__Instructions to follow__
Search the data for the word "annus". Reproduce every line where it is found.

__Listed records__
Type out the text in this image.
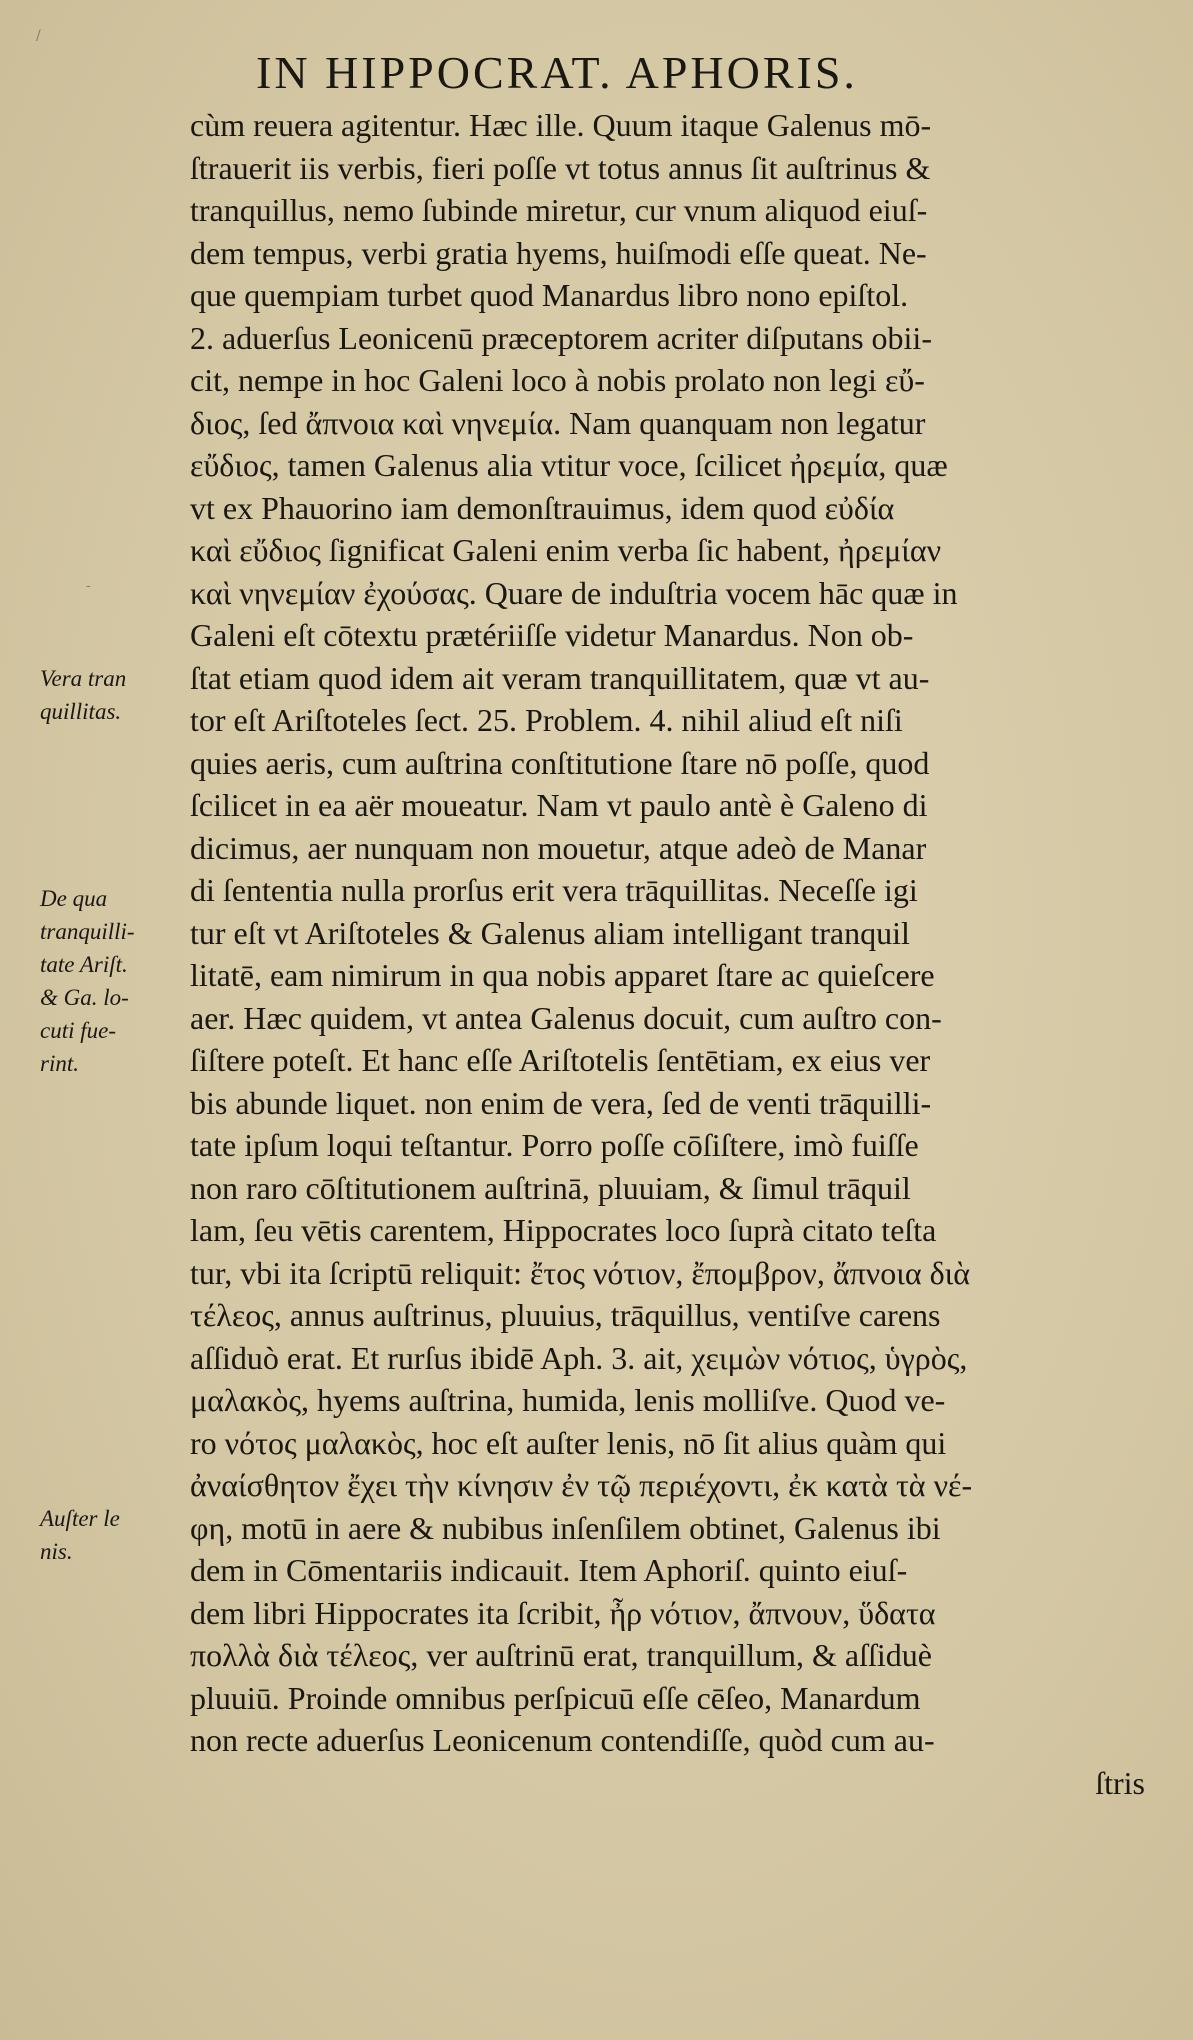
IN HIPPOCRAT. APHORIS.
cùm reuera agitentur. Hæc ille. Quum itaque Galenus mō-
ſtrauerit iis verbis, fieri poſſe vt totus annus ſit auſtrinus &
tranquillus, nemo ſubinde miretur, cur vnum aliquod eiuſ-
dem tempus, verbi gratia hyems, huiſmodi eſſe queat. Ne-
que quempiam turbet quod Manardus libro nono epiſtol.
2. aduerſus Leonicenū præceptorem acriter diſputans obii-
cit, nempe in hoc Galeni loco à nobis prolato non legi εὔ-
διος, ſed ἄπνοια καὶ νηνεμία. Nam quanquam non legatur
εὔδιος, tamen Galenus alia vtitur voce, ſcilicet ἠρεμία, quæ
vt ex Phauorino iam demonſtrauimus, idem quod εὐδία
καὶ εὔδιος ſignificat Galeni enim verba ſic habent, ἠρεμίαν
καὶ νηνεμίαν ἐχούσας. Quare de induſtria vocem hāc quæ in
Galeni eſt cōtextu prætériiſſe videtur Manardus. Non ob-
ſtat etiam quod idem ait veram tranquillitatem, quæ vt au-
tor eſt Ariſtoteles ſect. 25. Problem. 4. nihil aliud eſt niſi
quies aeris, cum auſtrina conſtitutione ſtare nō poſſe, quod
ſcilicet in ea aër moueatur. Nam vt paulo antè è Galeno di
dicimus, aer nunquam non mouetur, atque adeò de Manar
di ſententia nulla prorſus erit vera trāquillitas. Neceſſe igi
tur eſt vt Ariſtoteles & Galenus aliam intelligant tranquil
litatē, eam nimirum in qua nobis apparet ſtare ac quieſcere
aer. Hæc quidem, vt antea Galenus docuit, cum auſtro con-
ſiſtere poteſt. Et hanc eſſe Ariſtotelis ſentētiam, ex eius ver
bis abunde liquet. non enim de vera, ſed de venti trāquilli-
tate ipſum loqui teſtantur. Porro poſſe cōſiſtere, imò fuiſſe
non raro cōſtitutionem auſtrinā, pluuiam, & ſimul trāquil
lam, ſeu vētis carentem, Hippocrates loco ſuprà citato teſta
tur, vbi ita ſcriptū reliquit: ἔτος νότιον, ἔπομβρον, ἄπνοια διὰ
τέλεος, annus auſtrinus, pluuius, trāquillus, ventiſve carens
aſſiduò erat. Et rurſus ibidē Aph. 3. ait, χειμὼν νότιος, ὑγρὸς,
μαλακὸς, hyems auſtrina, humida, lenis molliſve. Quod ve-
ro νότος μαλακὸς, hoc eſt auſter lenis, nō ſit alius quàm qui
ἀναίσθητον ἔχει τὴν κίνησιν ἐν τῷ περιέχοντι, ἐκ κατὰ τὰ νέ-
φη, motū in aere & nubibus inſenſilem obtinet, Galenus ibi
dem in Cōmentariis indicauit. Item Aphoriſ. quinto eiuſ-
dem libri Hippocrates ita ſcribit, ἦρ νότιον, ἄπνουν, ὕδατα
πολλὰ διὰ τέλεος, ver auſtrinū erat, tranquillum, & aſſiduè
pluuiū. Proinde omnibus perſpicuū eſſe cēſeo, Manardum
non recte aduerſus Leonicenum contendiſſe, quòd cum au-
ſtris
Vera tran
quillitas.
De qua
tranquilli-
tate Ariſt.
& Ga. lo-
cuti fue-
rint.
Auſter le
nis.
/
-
...
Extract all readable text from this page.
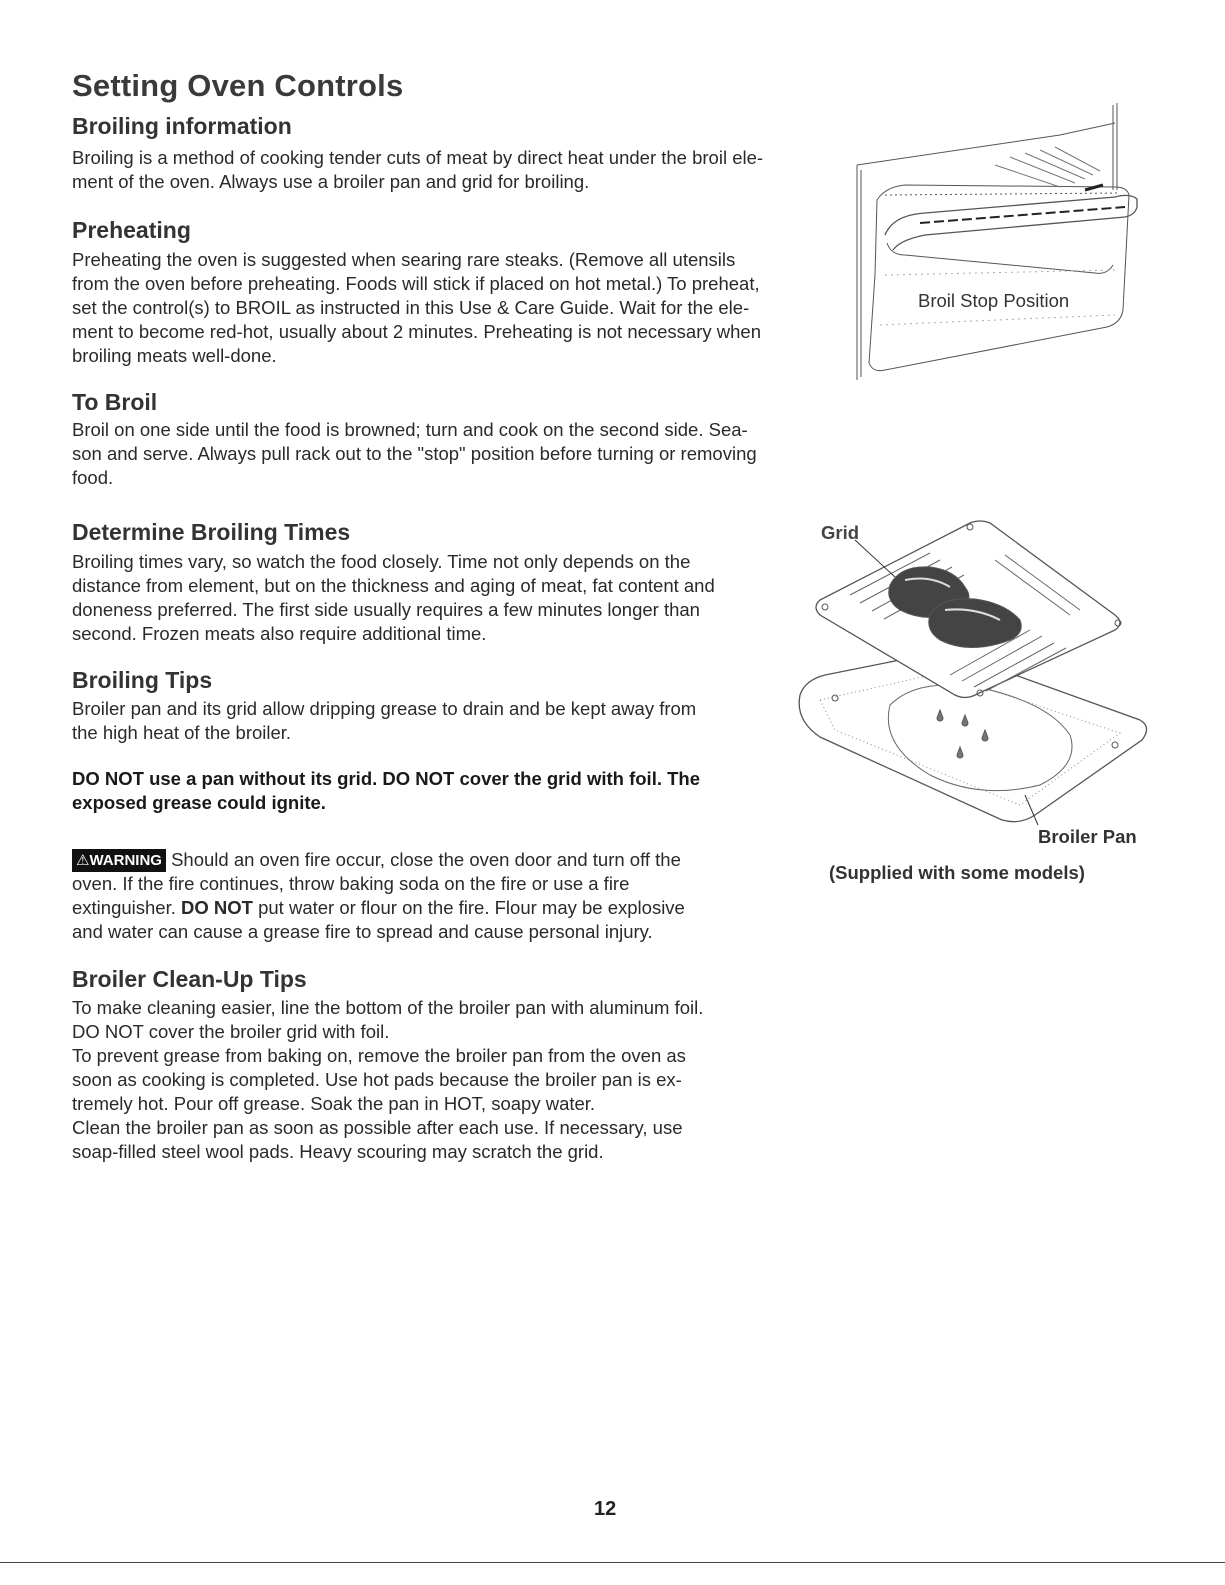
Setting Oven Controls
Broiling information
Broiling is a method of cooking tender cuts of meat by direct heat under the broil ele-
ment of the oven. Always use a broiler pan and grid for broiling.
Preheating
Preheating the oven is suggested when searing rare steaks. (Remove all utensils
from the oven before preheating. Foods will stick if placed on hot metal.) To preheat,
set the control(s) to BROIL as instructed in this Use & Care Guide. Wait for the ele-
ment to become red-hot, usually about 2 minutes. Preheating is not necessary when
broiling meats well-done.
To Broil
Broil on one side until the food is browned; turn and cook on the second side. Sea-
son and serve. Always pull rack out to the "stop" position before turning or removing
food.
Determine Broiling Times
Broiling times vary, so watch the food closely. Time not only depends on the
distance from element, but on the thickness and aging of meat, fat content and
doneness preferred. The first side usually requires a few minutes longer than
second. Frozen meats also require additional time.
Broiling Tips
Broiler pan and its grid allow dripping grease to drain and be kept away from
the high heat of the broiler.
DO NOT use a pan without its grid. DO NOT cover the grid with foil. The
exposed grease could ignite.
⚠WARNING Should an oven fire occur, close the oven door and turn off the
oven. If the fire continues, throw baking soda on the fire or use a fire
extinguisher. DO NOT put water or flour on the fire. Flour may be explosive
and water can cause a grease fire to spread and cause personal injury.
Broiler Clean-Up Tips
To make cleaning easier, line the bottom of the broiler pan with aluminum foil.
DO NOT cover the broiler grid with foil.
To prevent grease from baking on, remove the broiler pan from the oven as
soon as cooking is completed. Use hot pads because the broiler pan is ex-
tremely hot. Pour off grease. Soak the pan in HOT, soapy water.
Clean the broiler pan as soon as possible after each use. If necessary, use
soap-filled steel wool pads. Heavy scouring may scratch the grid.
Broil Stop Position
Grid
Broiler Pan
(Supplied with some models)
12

__Worked solution__
ſtrauerit iis verbis, fieri poſſe vt totus annus ſit auſtrinus &
τέλεος, annus auſtrinus, pluuius, trāquillus, ventiſve carens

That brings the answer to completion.